(Dataset listings of figures)
----

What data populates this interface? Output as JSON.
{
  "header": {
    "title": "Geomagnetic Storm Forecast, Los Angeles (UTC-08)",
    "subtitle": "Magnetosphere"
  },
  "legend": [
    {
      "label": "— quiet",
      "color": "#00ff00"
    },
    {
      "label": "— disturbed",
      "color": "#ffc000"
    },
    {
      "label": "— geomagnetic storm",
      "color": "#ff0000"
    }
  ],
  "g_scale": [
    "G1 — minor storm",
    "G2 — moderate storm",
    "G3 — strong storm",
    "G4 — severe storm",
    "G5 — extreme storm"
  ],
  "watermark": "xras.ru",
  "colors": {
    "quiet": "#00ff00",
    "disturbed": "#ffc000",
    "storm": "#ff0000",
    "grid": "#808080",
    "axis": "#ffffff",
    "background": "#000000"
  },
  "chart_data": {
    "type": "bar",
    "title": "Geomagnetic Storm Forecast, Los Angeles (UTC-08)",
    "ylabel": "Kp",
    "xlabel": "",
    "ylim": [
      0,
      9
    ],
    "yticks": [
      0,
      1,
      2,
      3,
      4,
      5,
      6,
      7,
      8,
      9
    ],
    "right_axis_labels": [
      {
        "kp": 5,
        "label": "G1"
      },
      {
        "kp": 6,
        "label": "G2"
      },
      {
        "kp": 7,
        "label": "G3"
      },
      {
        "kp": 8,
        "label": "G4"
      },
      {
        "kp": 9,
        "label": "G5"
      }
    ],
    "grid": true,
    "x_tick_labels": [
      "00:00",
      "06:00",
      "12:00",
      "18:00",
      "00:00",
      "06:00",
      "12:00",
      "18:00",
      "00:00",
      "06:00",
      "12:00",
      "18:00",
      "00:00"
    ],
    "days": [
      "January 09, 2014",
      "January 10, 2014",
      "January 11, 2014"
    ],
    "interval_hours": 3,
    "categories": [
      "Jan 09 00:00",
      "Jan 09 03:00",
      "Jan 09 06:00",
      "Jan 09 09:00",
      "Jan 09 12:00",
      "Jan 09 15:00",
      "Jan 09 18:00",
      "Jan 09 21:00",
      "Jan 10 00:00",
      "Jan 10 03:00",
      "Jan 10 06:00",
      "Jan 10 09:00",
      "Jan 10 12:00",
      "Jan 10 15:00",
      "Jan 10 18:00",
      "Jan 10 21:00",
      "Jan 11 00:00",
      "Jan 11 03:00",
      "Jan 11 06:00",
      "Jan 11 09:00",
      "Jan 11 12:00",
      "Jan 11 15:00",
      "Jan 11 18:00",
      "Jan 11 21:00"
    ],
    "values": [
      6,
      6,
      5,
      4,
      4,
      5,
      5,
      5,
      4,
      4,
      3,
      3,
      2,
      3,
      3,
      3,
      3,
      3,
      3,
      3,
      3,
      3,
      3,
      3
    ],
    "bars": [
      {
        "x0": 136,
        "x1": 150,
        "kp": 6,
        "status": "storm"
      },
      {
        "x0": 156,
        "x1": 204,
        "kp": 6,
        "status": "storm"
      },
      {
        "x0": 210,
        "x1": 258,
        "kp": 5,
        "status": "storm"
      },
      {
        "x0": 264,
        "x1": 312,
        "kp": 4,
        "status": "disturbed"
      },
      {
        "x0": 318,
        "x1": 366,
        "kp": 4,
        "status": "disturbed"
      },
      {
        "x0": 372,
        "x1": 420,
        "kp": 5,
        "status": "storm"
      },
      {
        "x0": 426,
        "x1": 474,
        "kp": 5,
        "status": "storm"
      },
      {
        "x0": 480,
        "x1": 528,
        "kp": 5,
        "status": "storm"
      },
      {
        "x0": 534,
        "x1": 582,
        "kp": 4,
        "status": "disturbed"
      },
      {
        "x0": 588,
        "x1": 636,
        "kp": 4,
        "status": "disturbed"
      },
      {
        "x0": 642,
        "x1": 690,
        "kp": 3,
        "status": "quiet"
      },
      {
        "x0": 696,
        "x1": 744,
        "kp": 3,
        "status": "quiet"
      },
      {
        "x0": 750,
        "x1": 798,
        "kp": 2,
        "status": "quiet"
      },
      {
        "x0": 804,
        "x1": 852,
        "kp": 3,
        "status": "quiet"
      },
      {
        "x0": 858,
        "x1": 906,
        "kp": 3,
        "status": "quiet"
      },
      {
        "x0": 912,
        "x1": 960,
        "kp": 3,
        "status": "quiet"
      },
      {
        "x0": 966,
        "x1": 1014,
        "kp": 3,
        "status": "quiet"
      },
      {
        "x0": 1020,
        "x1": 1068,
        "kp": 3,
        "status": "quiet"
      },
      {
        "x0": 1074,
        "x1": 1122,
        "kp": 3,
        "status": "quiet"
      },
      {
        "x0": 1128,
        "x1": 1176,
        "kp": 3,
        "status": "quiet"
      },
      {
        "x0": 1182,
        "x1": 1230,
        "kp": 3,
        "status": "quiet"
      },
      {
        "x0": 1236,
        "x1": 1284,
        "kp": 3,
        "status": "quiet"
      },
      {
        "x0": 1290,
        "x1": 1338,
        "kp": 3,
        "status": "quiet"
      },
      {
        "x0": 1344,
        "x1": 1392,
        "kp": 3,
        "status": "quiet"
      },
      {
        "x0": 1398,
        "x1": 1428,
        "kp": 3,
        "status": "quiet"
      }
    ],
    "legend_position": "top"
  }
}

----

### Exercise goal:
All records above must be set down exactly, please.

### The solution:
What data populates this interface? Output as JSON.
{
  "header": {
    "title": "Geomagnetic Storm Forecast, Los Angeles (UTC-08)",
    "subtitle": "Magnetosphere"
  },
  "legend": [
    {
      "label": "— quiet",
      "color": "#00ff00"
    },
    {
      "label": "— disturbed",
      "color": "#ffc000"
    },
    {
      "label": "— geomagnetic storm",
      "color": "#ff0000"
    }
  ],
  "g_scale": [
    "G1 — minor storm",
    "G2 — moderate storm",
    "G3 — strong storm",
    "G4 — severe storm",
    "G5 — extreme storm"
  ],
  "watermark": "xras.ru",
  "colors": {
    "quiet": "#00ff00",
    "disturbed": "#ffc000",
    "storm": "#ff0000",
    "grid": "#808080",
    "axis": "#ffffff",
    "background": "#000000"
  },
  "chart_data": {
    "type": "bar",
    "title": "Geomagnetic Storm Forecast, Los Angeles (UTC-08)",
    "ylabel": "Kp",
    "xlabel": "",
    "ylim": [
      0,
      9
    ],
    "yticks": [
      0,
      1,
      2,
      3,
      4,
      5,
      6,
      7,
      8,
      9
    ],
    "right_axis_labels": [
      {
        "kp": 5,
        "label": "G1"
      },
      {
        "kp": 6,
        "label": "G2"
      },
      {
        "kp": 7,
        "label": "G3"
      },
      {
        "kp": 8,
        "label": "G4"
      },
      {
        "kp": 9,
        "label": "G5"
      }
    ],
    "grid": true,
    "x_tick_labels": [
      "00:00",
      "06:00",
      "12:00",
      "18:00",
      "00:00",
      "06:00",
      "12:00",
      "18:00",
      "00:00",
      "06:00",
      "12:00",
      "18:00",
      "00:00"
    ],
    "days": [
      "January 09, 2014",
      "January 10, 2014",
      "January 11, 2014"
    ],
    "interval_hours": 3,
    "categories": [
      "Jan 09 00:00",
      "Jan 09 03:00",
      "Jan 09 06:00",
      "Jan 09 09:00",
      "Jan 09 12:00",
      "Jan 09 15:00",
      "Jan 09 18:00",
      "Jan 09 21:00",
      "Jan 10 00:00",
      "Jan 10 03:00",
      "Jan 10 06:00",
      "Jan 10 09:00",
      "Jan 10 12:00",
      "Jan 10 15:00",
      "Jan 10 18:00",
      "Jan 10 21:00",
      "Jan 11 00:00",
      "Jan 11 03:00",
      "Jan 11 06:00",
      "Jan 11 09:00",
      "Jan 11 12:00",
      "Jan 11 15:00",
      "Jan 11 18:00",
      "Jan 11 21:00"
    ],
    "values": [
      6,
      6,
      5,
      4,
      4,
      5,
      5,
      5,
      4,
      4,
      3,
      3,
      2,
      3,
      3,
      3,
      3,
      3,
      3,
      3,
      3,
      3,
      3,
      3
    ],
    "bars": [
      {
        "x0": 136,
        "x1": 150,
        "kp": 6,
        "status": "storm"
      },
      {
        "x0": 156,
        "x1": 204,
        "kp": 6,
        "status": "storm"
      },
      {
        "x0": 210,
        "x1": 258,
        "kp": 5,
        "status": "storm"
      },
      {
        "x0": 264,
        "x1": 312,
        "kp": 4,
        "status": "disturbed"
      },
      {
        "x0": 318,
        "x1": 366,
        "kp": 4,
        "status": "disturbed"
      },
      {
        "x0": 372,
        "x1": 420,
        "kp": 5,
        "status": "storm"
      },
      {
        "x0": 426,
        "x1": 474,
        "kp": 5,
        "status": "storm"
      },
      {
        "x0": 480,
        "x1": 528,
        "kp": 5,
        "status": "storm"
      },
      {
        "x0": 534,
        "x1": 582,
        "kp": 4,
        "status": "disturbed"
      },
      {
        "x0": 588,
        "x1": 636,
        "kp": 4,
        "status": "disturbed"
      },
      {
        "x0": 642,
        "x1": 690,
        "kp": 3,
        "status": "quiet"
      },
      {
        "x0": 696,
        "x1": 744,
        "kp": 3,
        "status": "quiet"
      },
      {
        "x0": 750,
        "x1": 798,
        "kp": 2,
        "status": "quiet"
      },
      {
        "x0": 804,
        "x1": 852,
        "kp": 3,
        "status": "quiet"
      },
      {
        "x0": 858,
        "x1": 906,
        "kp": 3,
        "status": "quiet"
      },
      {
        "x0": 912,
        "x1": 960,
        "kp": 3,
        "status": "quiet"
      },
      {
        "x0": 966,
        "x1": 1014,
        "kp": 3,
        "status": "quiet"
      },
      {
        "x0": 1020,
        "x1": 1068,
        "kp": 3,
        "status": "quiet"
      },
      {
        "x0": 1074,
        "x1": 1122,
        "kp": 3,
        "status": "quiet"
      },
      {
        "x0": 1128,
        "x1": 1176,
        "kp": 3,
        "status": "quiet"
      },
      {
        "x0": 1182,
        "x1": 1230,
        "kp": 3,
        "status": "quiet"
      },
      {
        "x0": 1236,
        "x1": 1284,
        "kp": 3,
        "status": "quiet"
      },
      {
        "x0": 1290,
        "x1": 1338,
        "kp": 3,
        "status": "quiet"
      },
      {
        "x0": 1344,
        "x1": 1392,
        "kp": 3,
        "status": "quiet"
      },
      {
        "x0": 1398,
        "x1": 1428,
        "kp": 3,
        "status": "quiet"
      }
    ],
    "legend_position": "top"
  }
}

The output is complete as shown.